Check each line below for the word "Enter", and copy those that have it.

___

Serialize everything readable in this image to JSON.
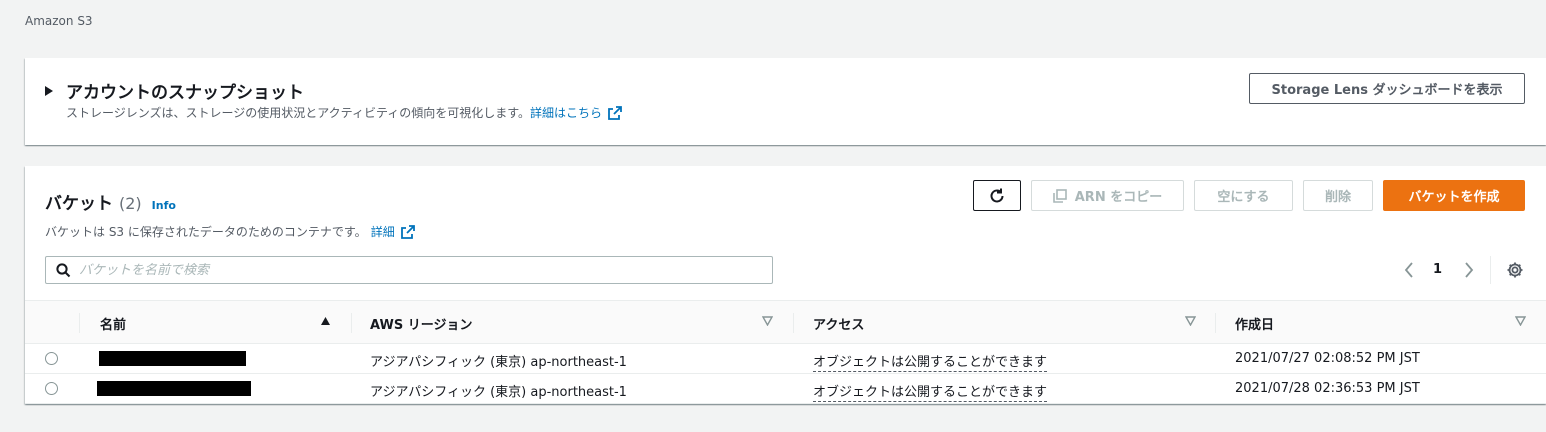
{
  "breadcrumb": "Amazon S3",
  "snapshot": {
    "title": "アカウントのスナップショット",
    "description": "ストレージレンズは、ストレージの使用状況とアクティビティの傾向を可視化します。",
    "link": "詳細はこちら",
    "button": "Storage Lens ダッシュボードを表示"
  },
  "buckets": {
    "title": "バケット",
    "count": "(2)",
    "info": "Info",
    "description": "バケットは S3 に保存されたデータのためのコンテナです。",
    "link": "詳細",
    "buttons": {
      "copy_arn": "ARN をコピー",
      "empty": "空にする",
      "delete": "削除",
      "create": "バケットを作成"
    },
    "search_placeholder": "バケットを名前で検索",
    "page": "1",
    "columns": [
      "名前",
      "AWS リージョン",
      "アクセス",
      "作成日"
    ],
    "rows": [
      {
        "region": "アジアパシフィック (東京) ap-northeast-1",
        "access": "オブジェクトは公開することができます",
        "created": "2021/07/27 02:08:52 PM JST"
      },
      {
        "region": "アジアパシフィック (東京) ap-northeast-1",
        "access": "オブジェクトは公開することができます",
        "created": "2021/07/28 02:36:53 PM JST"
      }
    ]
  },
  "colors": {
    "primary": "#ec7211",
    "link": "#0073bb"
  }
}
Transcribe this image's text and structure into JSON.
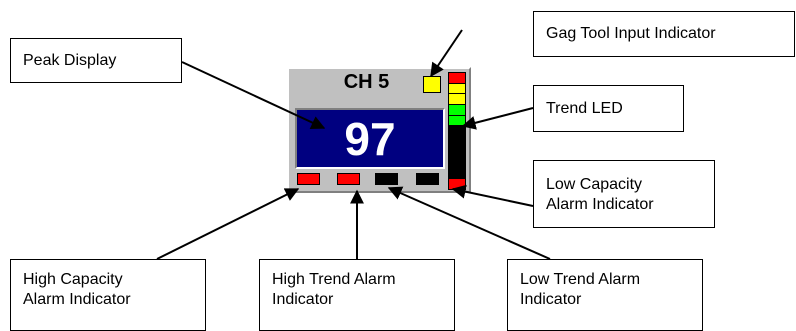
{
  "widget": {
    "channel_label": "CH 5",
    "peak_value": "97",
    "gag_indicator_color": "#ffff00",
    "trend_led_segments": [
      "#ff0000",
      "#ffff00",
      "#ffff00",
      "#00ff00",
      "#00ff00",
      "#000000",
      "#000000",
      "#000000",
      "#000000",
      "#000000",
      "#ff0000"
    ],
    "alarms": {
      "high_capacity": "#ff0000",
      "high_trend": "#ff0000",
      "low_trend": "#000000",
      "low_capacity": "#000000"
    },
    "display_background": "#000080"
  },
  "callouts": {
    "peak_display": [
      "Peak Display"
    ],
    "gag_tool": [
      "Gag Tool Input Indicator"
    ],
    "trend_led": [
      "Trend LED"
    ],
    "low_capacity": [
      "Low Capacity",
      "Alarm Indicator"
    ],
    "high_capacity": [
      "High Capacity",
      "Alarm Indicator"
    ],
    "high_trend": [
      "High Trend Alarm",
      "Indicator"
    ],
    "low_trend": [
      "Low Trend Alarm",
      "Indicator"
    ]
  }
}
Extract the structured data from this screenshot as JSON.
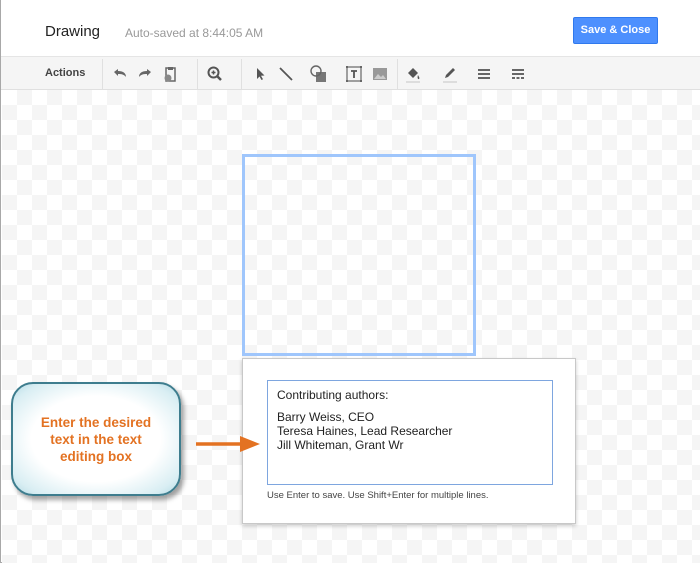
{
  "header": {
    "title": "Drawing",
    "autosave_status": "Auto-saved at 8:44:05 AM",
    "save_close_label": "Save & Close"
  },
  "toolbar": {
    "actions_label": "Actions",
    "icons": [
      "undo-icon",
      "redo-icon",
      "paste-format-icon",
      "zoom-icon",
      "select-icon",
      "line-icon",
      "shape-icon",
      "text-box-icon",
      "image-icon",
      "fill-color-icon",
      "line-color-icon",
      "line-weight-icon",
      "line-dash-icon"
    ]
  },
  "colors": {
    "accent": "#4d90fe",
    "selection_border": "#9fc6fc",
    "callout_text": "#e37222",
    "arrow": "#e37222"
  },
  "editor": {
    "lines": [
      "Contributing authors:",
      "",
      "Barry Weiss, CEO",
      "Teresa Haines, Lead Researcher",
      "Jill Whiteman, Grant Wr"
    ],
    "hint": "Use Enter to save. Use Shift+Enter for multiple lines."
  },
  "callout": {
    "lines": [
      "Enter the desired",
      "text in the text",
      "editing box"
    ]
  }
}
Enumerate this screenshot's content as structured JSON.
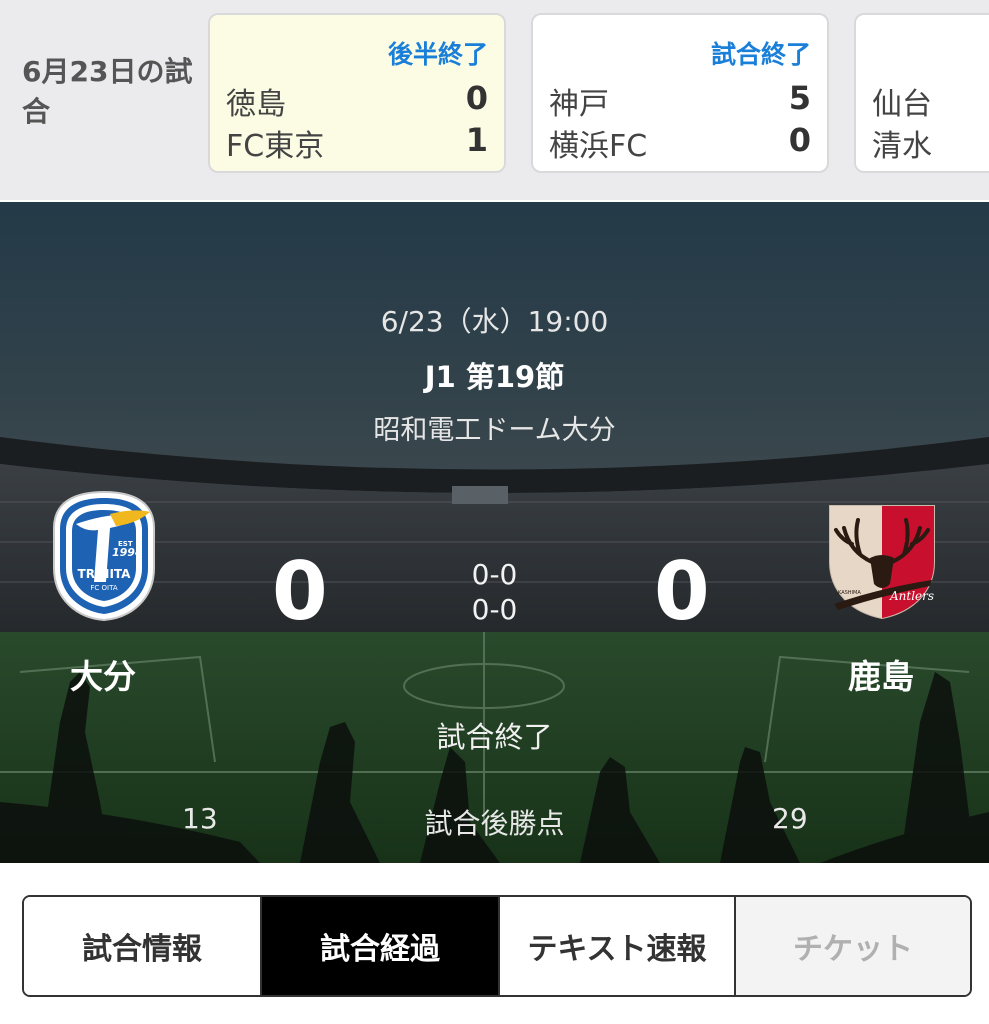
{
  "ticker": {
    "date_label": "6月23日の試合",
    "cards": [
      {
        "status": "後半終了",
        "home": "徳島",
        "home_score": "0",
        "away": "FC東京",
        "away_score": "1",
        "highlight": true
      },
      {
        "status": "試合終了",
        "home": "神戸",
        "home_score": "5",
        "away": "横浜FC",
        "away_score": "0",
        "highlight": false
      },
      {
        "status": "",
        "home": "仙台",
        "home_score": "",
        "away": "清水",
        "away_score": "",
        "highlight": false
      }
    ]
  },
  "match": {
    "datetime": "6/23（水）19:00",
    "round": "J1 第19節",
    "venue": "昭和電工ドーム大分",
    "home_team": "大分",
    "away_team": "鹿島",
    "home_score": "0",
    "away_score": "0",
    "first_half": "0-0",
    "second_half": "0-0",
    "status": "試合終了",
    "points_label": "試合後勝点",
    "home_points": "13",
    "away_points": "29",
    "home_crest_icon": "trinita-crest-icon",
    "away_crest_icon": "antlers-crest-icon",
    "home_crest_text": {
      "est": "EST",
      "year": "1994",
      "name": "TRINITA",
      "sub": "FC OITA"
    },
    "away_crest_text": {
      "name": "Antlers",
      "sub": "KASHIMA"
    }
  },
  "tabs": [
    {
      "label": "試合情報",
      "state": "normal"
    },
    {
      "label": "試合経過",
      "state": "active"
    },
    {
      "label": "テキスト速報",
      "state": "normal"
    },
    {
      "label": "チケット",
      "state": "disabled"
    }
  ],
  "colors": {
    "accent_blue": "#1a7fd8",
    "highlight_card": "#fcfce4",
    "active_tab": "#000000",
    "trinita_blue": "#1d62b3",
    "antlers_red": "#c8102e"
  }
}
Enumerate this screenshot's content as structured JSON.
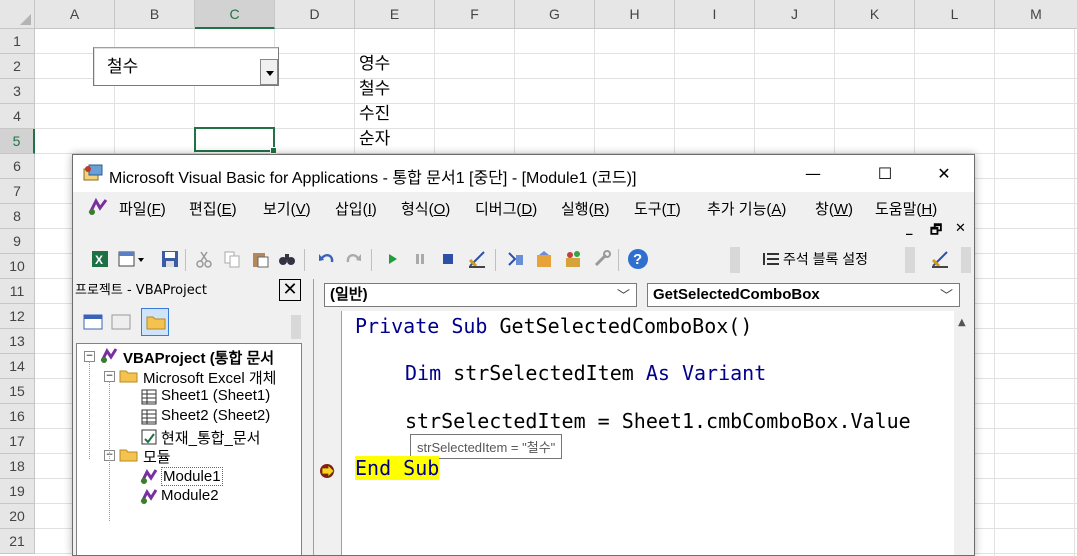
{
  "excel": {
    "columns": [
      "A",
      "B",
      "C",
      "D",
      "E",
      "F",
      "G",
      "H",
      "I",
      "J",
      "K",
      "L",
      "M"
    ],
    "rows": [
      "1",
      "2",
      "3",
      "4",
      "5",
      "6",
      "7",
      "8",
      "9",
      "10",
      "11",
      "12",
      "13",
      "14",
      "15",
      "16",
      "17",
      "18",
      "19",
      "20",
      "21"
    ],
    "selected_column": "C",
    "selected_row": "5",
    "cells": {
      "E2": "영수",
      "E3": "철수",
      "E4": "수진",
      "E5": "순자"
    },
    "combo_value": "철수"
  },
  "vbe": {
    "title": "Microsoft Visual Basic for Applications - 통합 문서1 [중단] - [Module1 (코드)]",
    "window_buttons": {
      "minimize": "—",
      "maximize": "☐",
      "close": "✕"
    },
    "menus": [
      {
        "label": "파일",
        "key": "F"
      },
      {
        "label": "편집",
        "key": "E"
      },
      {
        "label": "보기",
        "key": "V"
      },
      {
        "label": "삽입",
        "key": "I"
      },
      {
        "label": "형식",
        "key": "O"
      },
      {
        "label": "디버그",
        "key": "D"
      },
      {
        "label": "실행",
        "key": "R"
      },
      {
        "label": "도구",
        "key": "T"
      },
      {
        "label": "추가 기능",
        "key": "A"
      },
      {
        "label": "창",
        "key": "W"
      },
      {
        "label": "도움말",
        "key": "H"
      }
    ],
    "mdi_controls": {
      "minimize": "_",
      "restore": "🗗",
      "close": "✕"
    },
    "toolbar_comment_label": "주석 블록 설정",
    "project": {
      "title": "프로젝트 - VBAProject",
      "close_label": "✕",
      "tree": {
        "root": "VBAProject (통합 문서",
        "excel_objects": "Microsoft Excel 개체",
        "sheet1": "Sheet1 (Sheet1)",
        "sheet2": "Sheet2 (Sheet2)",
        "thisworkbook": "현재_통합_문서",
        "modules": "모듈",
        "module1": "Module1",
        "module2": "Module2"
      }
    },
    "code": {
      "object_dropdown": "(일반)",
      "proc_dropdown": "GetSelectedComboBox",
      "line1_kw": "Private Sub",
      "line1_rest": " GetSelectedComboBox()",
      "line2_kw1": "Dim",
      "line2_mid": " strSelectedItem ",
      "line2_kw2": "As Variant",
      "line3": "strSelectedItem = Sheet1.cmbComboBox.Value",
      "tooltip": "strSelectedItem = \"철수\"",
      "line4": "End Sub"
    }
  }
}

___

_Answer for the task_
    "hint": "Use Enter to save. Use Shift+Enter for multiple lines."
      "Enter the desired",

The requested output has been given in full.